EDI, or electronic data interchange, is an essential tool in the operation of a supply chain.

This innovative technology enables the various parties involved in a company’s supply chain (SMEs, SMIs, ETIs or large groups) to exchange information automatically and securely.

It enables companies to connect easily and efficiently with their trading partners. In other words, companies can exchange structured data in an automated and standardised way, which :

  • reduces transaction processing costs and times,
  • improves communication with trading partners
  • complies with the requirements of major clients
  • and improves the efficiency of logistics operations.

In this article, DDS shows you how EDI connectivity is the ideal logistics tool for simplifying your exchanges with suppliers, carriers, logistics service providers and customers.

What is electronic data interchange (EDI)?

Electronic Data Interchange (EDI) is a process that enables the electronic transmission of standardised documents between the information systems of different organisations or companies.

- DATA BLOCK -

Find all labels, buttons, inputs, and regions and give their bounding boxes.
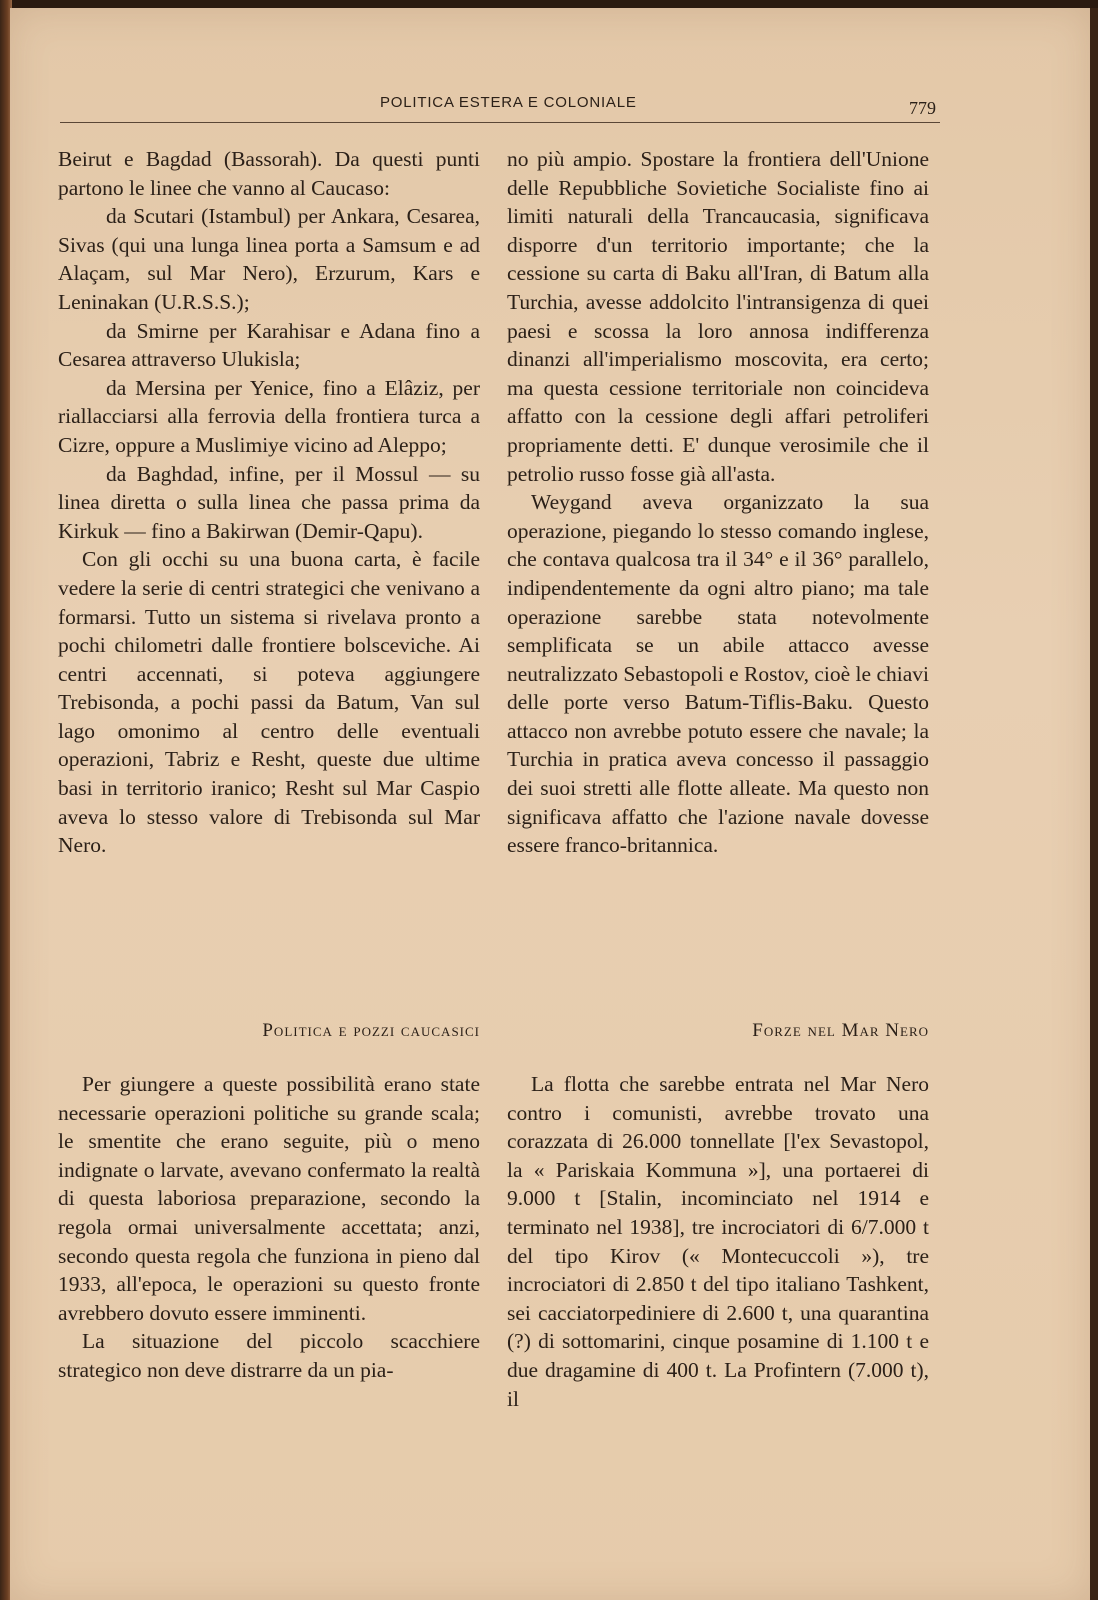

- EXERCISE TASK -
According to the passage about electronic data interchange, what does EDI enable the parties in a company's supply chain to do? Rely solely on the passage about electronic data interchange.

- COMPLETE ANSWER -
It enables them to exchange information automatically and securely.